▶ [EXERCISE DIRECTIONS] Each line that contains the word "LODHAN" counts once; give the total for the records below and nothing else.

Collected data:

________________________________________

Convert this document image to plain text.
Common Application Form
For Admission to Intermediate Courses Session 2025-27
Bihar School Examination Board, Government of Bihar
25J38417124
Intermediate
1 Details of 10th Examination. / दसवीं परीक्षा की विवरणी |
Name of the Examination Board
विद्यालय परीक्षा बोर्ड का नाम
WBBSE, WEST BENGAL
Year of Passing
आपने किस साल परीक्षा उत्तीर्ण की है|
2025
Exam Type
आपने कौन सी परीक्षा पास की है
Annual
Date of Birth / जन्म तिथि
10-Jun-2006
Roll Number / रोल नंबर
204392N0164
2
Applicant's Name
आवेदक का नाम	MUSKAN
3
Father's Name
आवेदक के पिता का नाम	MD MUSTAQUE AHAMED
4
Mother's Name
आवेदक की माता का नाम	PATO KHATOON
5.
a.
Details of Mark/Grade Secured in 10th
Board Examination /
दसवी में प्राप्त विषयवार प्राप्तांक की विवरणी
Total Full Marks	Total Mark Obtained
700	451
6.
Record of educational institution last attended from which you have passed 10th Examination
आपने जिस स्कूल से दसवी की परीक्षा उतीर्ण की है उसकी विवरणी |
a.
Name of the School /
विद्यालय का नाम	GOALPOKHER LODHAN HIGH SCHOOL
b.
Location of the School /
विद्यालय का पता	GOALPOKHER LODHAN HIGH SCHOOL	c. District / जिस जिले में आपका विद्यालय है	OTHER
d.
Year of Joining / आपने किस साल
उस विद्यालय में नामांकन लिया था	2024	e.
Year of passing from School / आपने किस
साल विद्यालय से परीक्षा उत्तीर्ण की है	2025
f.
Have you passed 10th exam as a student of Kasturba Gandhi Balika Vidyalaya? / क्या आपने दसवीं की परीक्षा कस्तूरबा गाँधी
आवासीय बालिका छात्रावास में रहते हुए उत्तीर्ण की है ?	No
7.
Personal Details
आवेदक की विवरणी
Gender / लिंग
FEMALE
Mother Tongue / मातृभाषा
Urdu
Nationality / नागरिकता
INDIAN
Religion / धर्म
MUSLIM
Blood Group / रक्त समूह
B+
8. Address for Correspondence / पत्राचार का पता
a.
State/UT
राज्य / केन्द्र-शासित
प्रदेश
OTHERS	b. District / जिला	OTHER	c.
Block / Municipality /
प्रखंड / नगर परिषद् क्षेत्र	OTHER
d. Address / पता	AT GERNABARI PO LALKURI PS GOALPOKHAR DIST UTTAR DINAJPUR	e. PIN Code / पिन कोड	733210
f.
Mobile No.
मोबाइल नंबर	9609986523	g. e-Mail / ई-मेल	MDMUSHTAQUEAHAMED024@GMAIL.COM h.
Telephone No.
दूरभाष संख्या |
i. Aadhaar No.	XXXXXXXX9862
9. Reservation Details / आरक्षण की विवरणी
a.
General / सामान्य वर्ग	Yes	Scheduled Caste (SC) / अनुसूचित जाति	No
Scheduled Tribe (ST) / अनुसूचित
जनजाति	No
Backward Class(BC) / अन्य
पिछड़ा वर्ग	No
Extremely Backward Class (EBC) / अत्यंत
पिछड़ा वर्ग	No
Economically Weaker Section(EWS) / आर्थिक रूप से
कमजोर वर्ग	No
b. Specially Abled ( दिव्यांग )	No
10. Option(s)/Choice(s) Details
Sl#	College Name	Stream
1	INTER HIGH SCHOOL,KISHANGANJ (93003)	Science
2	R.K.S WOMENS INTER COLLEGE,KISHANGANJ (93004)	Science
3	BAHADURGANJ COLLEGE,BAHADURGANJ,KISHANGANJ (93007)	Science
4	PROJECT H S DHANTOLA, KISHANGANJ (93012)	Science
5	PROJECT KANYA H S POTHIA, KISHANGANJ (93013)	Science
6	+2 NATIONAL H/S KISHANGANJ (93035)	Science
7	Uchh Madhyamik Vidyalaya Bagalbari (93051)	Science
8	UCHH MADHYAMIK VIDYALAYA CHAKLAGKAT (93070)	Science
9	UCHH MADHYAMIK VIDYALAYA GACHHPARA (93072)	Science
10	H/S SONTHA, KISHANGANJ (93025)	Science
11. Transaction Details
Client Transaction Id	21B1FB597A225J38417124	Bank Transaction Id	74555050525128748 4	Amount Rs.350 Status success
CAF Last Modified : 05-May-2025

________________________________________

▶ [EXERCISE SOLUTION] 2